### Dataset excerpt
■ ■ ■ ■ ■ ■ ■

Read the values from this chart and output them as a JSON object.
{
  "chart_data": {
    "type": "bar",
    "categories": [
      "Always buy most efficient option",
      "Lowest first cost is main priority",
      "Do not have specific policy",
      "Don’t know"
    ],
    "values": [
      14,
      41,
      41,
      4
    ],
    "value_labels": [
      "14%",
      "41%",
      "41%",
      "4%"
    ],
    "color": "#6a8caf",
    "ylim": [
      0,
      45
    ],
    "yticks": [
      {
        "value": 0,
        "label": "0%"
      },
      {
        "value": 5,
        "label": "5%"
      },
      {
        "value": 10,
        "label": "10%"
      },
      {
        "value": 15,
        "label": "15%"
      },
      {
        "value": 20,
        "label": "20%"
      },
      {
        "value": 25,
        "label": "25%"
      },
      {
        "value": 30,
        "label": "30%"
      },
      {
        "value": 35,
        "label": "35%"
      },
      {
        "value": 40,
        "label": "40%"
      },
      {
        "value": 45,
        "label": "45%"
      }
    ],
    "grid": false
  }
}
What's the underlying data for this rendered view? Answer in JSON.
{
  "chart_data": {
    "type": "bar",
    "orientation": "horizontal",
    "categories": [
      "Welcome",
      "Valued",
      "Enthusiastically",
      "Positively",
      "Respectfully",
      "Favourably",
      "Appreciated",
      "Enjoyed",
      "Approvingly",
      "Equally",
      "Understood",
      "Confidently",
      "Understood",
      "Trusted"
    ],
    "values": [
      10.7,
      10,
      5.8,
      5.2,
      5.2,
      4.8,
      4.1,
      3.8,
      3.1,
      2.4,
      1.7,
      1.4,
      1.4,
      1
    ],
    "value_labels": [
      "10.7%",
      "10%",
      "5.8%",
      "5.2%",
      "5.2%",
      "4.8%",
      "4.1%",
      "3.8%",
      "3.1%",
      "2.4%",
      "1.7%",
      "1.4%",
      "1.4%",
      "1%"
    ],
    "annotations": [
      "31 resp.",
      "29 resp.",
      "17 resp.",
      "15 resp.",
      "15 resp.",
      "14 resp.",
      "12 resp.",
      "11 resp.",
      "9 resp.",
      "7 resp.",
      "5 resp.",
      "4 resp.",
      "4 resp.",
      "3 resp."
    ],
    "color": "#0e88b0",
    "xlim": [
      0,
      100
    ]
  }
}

■ ■ ■ ■ ■ ■ ■

### EXERCISE TASK
Search the data above for the string "JSON" and copy each line that has it.

### THE RESPONSE
Read the values from this chart and output them as a JSON object.
What's the underlying data for this rendered view? Answer in JSON.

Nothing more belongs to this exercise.